Saved entries
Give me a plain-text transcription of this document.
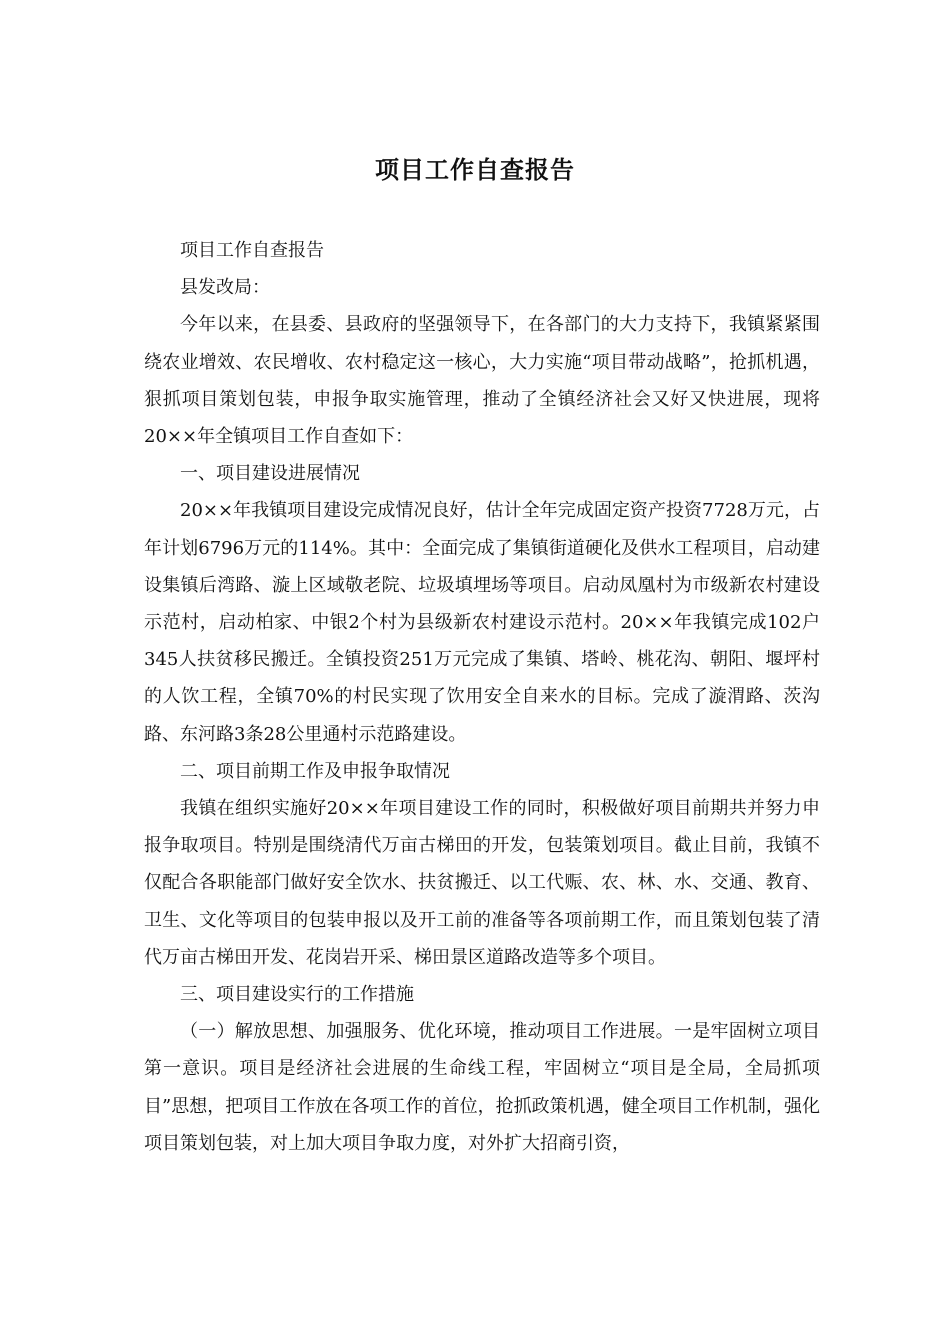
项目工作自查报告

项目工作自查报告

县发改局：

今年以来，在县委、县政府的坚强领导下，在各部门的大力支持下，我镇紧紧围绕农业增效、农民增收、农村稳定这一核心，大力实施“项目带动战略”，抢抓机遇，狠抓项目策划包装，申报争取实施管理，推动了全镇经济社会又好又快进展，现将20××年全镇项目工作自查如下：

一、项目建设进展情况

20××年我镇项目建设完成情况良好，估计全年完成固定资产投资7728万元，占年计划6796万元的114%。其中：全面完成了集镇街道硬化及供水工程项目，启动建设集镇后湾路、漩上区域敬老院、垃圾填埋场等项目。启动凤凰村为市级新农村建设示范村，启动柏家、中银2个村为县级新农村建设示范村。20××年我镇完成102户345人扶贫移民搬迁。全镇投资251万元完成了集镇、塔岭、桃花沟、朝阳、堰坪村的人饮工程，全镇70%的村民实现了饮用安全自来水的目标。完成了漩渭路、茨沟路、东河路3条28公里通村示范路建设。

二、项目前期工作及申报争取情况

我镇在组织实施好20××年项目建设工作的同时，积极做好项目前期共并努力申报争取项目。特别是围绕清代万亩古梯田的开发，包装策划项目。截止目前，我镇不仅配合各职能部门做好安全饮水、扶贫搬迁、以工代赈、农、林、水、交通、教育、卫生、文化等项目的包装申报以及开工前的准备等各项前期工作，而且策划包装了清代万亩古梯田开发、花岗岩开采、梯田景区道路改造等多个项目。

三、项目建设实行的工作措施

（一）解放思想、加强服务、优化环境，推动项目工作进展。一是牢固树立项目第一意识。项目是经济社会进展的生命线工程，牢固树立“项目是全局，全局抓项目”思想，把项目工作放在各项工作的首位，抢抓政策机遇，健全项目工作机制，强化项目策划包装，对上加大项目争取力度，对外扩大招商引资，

> _Set exercise_: Repeat the listing above exactly, with no pictures.

> _Task answer_:
Give me a plain-text transcription of this document.
项目工作自查报告

项目工作自查报告

县发改局：

今年以来，在县委、县政府的坚强领导下，在各部门的大力支持下，我镇紧紧围绕农业增效、农民增收、农村稳定这一核心，大力实施“项目带动战略”，抢抓机遇，狠抓项目策划包装，申报争取实施管理，推动了全镇经济社会又好又快进展，现将20××年全镇项目工作自查如下：

一、项目建设进展情况

20××年我镇项目建设完成情况良好，估计全年完成固定资产投资7728万元，占年计划6796万元的114%。其中：全面完成了集镇街道硬化及供水工程项目，启动建设集镇后湾路、漩上区域敬老院、垃圾填埋场等项目。启动凤凰村为市级新农村建设示范村，启动柏家、中银2个村为县级新农村建设示范村。20××年我镇完成102户345人扶贫移民搬迁。全镇投资251万元完成了集镇、塔岭、桃花沟、朝阳、堰坪村的人饮工程，全镇70%的村民实现了饮用安全自来水的目标。完成了漩渭路、茨沟路、东河路3条28公里通村示范路建设。

二、项目前期工作及申报争取情况

我镇在组织实施好20××年项目建设工作的同时，积极做好项目前期共并努力申报争取项目。特别是围绕清代万亩古梯田的开发，包装策划项目。截止目前，我镇不仅配合各职能部门做好安全饮水、扶贫搬迁、以工代赈、农、林、水、交通、教育、卫生、文化等项目的包装申报以及开工前的准备等各项前期工作，而且策划包装了清代万亩古梯田开发、花岗岩开采、梯田景区道路改造等多个项目。

三、项目建设实行的工作措施

（一）解放思想、加强服务、优化环境，推动项目工作进展。一是牢固树立项目第一意识。项目是经济社会进展的生命线工程，牢固树立“项目是全局，全局抓项目”思想，把项目工作放在各项工作的首位，抢抓政策机遇，健全项目工作机制，强化项目策划包装，对上加大项目争取力度，对外扩大招商引资，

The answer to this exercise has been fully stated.